Data entries:

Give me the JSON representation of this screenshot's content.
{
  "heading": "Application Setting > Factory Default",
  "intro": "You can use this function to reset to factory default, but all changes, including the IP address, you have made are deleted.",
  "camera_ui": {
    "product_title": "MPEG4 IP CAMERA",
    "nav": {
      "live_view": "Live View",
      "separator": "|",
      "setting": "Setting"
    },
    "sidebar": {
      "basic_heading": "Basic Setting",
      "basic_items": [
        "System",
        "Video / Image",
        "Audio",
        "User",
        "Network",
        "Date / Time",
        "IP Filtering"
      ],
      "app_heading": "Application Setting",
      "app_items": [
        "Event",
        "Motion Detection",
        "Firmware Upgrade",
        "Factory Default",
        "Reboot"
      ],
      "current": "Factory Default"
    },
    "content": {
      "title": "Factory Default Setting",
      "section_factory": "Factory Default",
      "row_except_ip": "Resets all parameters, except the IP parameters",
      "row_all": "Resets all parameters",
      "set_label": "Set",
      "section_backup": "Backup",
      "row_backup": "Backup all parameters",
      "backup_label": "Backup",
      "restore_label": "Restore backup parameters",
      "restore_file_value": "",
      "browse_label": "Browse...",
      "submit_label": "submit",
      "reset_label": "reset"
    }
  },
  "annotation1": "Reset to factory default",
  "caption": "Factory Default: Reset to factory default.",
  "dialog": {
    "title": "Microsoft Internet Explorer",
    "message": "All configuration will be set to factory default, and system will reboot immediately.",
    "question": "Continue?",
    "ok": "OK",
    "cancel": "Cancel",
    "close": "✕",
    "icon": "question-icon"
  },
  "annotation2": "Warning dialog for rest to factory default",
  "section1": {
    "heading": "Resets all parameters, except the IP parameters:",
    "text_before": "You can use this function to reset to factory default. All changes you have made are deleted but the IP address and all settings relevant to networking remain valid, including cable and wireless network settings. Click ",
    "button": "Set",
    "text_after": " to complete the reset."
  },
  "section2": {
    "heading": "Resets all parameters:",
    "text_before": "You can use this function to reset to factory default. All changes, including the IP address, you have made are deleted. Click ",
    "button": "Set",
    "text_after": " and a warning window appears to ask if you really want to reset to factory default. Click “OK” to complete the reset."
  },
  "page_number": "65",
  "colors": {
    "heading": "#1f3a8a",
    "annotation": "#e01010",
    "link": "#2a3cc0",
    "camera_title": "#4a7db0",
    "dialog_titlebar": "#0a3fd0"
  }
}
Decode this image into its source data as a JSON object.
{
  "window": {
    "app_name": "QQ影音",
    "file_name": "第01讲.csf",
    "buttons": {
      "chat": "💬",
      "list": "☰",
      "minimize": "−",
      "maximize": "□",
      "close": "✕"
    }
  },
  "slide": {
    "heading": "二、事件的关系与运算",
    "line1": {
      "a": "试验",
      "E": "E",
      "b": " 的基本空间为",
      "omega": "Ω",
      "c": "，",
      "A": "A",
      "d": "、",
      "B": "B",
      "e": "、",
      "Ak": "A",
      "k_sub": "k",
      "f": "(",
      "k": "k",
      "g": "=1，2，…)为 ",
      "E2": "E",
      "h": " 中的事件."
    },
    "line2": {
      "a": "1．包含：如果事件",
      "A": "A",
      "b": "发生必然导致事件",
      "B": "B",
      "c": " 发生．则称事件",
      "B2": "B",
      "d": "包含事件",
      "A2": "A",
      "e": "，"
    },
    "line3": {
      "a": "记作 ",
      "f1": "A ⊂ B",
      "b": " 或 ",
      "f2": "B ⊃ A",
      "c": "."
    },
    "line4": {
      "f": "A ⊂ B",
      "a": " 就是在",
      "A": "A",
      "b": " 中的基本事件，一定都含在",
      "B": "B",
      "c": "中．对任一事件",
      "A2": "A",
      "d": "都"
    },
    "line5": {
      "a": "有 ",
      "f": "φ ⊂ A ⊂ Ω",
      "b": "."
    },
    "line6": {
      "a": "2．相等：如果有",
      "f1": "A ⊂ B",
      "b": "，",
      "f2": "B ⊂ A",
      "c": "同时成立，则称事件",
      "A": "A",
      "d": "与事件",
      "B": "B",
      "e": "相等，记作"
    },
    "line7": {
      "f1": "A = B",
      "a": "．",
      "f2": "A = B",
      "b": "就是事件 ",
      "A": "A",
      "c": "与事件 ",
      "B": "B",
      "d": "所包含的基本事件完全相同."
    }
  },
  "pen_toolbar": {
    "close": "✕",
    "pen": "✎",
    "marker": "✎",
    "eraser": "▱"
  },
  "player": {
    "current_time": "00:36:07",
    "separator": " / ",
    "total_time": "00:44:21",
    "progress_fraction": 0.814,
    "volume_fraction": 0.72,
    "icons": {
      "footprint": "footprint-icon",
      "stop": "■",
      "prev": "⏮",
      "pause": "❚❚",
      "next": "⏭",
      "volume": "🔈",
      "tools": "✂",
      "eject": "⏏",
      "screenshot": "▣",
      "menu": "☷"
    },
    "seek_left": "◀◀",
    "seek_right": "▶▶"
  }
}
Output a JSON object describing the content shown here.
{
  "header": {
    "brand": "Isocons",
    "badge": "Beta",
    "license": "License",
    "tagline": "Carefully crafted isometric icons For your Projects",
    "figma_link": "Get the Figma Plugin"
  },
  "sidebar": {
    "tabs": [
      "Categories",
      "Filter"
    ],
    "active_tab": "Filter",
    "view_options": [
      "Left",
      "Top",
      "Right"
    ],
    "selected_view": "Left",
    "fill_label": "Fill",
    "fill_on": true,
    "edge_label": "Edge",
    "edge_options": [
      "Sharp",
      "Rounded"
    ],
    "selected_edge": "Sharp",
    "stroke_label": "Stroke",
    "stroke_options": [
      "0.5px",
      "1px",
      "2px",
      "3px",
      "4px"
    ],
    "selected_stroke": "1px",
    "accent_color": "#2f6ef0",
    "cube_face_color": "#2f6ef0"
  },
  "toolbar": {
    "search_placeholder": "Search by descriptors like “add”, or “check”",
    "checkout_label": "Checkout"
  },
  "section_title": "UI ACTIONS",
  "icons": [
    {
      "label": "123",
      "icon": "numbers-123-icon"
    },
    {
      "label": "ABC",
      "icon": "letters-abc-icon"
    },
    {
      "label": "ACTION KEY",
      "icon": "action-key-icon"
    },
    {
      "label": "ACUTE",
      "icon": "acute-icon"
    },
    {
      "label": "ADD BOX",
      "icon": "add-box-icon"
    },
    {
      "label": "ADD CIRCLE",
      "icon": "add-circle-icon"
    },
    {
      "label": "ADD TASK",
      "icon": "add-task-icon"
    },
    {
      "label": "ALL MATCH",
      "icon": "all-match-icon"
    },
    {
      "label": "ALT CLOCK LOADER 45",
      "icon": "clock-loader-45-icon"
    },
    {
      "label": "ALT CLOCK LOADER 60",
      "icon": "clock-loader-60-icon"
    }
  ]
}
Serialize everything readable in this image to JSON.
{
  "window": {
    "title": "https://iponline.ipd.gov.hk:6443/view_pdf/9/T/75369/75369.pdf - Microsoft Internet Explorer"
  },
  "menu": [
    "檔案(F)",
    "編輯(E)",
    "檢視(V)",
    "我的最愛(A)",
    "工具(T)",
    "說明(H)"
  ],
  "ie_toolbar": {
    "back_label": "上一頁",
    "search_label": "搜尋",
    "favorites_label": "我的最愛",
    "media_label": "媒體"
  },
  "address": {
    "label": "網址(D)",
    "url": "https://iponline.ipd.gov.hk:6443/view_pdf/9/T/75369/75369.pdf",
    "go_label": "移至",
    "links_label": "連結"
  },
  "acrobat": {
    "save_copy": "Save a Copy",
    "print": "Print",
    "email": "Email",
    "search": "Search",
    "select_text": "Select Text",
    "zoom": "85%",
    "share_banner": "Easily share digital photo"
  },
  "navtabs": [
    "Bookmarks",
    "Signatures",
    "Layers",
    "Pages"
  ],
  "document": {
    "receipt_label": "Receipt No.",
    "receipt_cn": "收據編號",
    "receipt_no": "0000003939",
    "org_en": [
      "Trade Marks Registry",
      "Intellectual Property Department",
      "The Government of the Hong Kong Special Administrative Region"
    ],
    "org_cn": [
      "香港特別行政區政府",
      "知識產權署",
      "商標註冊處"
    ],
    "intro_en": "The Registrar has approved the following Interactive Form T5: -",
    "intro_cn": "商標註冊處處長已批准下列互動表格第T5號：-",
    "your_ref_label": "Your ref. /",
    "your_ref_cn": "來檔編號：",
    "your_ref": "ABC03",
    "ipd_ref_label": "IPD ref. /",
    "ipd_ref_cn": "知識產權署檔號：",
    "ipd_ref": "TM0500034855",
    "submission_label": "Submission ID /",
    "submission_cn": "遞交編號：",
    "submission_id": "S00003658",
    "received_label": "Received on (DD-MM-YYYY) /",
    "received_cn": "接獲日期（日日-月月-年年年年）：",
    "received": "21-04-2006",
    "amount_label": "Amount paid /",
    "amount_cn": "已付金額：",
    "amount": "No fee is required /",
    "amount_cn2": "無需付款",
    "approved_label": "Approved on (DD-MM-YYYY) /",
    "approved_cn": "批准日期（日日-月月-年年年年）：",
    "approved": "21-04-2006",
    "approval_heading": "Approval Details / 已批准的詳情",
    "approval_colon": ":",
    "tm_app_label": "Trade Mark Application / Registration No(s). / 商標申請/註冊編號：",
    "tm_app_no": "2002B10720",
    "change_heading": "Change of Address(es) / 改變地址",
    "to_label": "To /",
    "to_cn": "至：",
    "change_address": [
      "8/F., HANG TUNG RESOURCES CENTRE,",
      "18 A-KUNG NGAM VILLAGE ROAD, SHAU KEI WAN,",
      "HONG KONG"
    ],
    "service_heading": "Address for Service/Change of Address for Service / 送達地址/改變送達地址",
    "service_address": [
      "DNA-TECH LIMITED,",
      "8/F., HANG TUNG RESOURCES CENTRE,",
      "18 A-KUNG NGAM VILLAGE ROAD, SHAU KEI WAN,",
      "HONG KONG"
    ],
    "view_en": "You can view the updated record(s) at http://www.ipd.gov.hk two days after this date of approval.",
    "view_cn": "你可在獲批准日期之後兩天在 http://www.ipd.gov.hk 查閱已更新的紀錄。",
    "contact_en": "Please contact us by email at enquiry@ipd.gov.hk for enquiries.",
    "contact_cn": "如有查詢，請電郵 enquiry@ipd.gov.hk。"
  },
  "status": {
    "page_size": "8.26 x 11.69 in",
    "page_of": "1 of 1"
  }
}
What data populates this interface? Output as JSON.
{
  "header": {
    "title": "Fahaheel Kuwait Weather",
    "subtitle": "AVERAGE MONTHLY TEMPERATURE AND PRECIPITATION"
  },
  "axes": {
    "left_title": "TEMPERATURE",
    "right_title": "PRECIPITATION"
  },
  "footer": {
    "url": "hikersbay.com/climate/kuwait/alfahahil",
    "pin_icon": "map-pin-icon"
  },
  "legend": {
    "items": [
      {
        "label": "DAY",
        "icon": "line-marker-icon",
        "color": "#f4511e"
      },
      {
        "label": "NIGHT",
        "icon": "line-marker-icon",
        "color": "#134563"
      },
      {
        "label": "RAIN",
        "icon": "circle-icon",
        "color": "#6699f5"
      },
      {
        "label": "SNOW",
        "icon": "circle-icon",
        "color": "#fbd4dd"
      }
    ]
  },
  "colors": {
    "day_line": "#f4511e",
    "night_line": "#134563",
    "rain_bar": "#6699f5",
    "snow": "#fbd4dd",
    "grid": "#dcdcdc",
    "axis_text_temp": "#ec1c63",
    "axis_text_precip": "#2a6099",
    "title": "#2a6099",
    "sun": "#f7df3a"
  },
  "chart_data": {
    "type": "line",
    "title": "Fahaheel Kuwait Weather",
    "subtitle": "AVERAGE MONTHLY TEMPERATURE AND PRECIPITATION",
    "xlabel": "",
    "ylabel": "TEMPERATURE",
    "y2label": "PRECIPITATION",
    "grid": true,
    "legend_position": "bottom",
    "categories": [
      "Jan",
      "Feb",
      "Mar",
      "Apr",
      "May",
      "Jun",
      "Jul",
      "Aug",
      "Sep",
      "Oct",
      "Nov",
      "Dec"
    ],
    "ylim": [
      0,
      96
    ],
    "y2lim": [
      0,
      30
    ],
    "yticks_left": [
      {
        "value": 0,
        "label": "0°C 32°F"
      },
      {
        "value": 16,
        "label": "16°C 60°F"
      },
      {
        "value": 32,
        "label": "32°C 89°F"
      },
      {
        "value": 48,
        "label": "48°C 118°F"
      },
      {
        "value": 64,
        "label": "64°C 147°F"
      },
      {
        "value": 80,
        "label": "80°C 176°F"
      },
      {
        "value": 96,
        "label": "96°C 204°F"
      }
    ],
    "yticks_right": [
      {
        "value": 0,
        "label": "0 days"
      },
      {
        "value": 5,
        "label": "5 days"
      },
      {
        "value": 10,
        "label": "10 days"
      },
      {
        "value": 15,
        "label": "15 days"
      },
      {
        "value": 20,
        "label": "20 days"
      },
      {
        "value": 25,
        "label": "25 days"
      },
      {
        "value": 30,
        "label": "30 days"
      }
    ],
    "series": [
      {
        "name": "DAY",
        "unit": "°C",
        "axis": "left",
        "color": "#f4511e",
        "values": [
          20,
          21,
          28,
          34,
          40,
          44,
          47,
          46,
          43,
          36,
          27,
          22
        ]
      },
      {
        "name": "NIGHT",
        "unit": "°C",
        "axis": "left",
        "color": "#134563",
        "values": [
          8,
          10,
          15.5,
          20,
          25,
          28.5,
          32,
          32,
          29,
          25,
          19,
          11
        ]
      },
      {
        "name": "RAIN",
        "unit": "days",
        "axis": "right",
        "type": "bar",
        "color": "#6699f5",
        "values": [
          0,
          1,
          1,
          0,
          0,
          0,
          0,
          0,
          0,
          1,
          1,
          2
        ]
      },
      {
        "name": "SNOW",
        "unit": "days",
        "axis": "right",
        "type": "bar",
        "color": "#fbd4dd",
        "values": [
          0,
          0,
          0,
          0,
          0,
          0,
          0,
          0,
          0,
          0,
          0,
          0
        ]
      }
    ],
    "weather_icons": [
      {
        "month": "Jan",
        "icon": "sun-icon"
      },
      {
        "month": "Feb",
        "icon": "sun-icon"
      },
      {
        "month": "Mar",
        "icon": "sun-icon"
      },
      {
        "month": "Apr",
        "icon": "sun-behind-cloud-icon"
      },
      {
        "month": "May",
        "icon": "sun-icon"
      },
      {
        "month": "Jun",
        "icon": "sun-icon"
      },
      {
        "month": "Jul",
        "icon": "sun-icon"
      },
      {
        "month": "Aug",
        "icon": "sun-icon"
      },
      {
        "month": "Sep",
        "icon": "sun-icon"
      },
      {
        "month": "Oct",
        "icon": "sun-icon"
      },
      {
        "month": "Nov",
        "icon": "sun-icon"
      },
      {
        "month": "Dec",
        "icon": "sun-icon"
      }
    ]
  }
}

Your instructions
Copy out the lines in which the string "this" appears.

Answer to the task
Give me the JSON representation of this screenshot's content.
  "intro": "You can use this function to reset to factory default, but all changes, including the IP address, you have made are deleted.",
    "text_before": "You can use this function to reset to factory default. All changes you have made are deleted but the IP address and all settings relevant to networking remain valid, including cable and wireless network settings. Click ",
    "text_before": "You can use this function to reset to factory default. All changes, including the IP address, you have made are deleted. Click ",
Decode this image into its source data as a JSON object.
Serialize everything readable in this image to JSON.
    "view_en": "You can view the updated record(s) at http://www.ipd.gov.hk two days after this date of approval.",
What data populates this interface? Output as JSON.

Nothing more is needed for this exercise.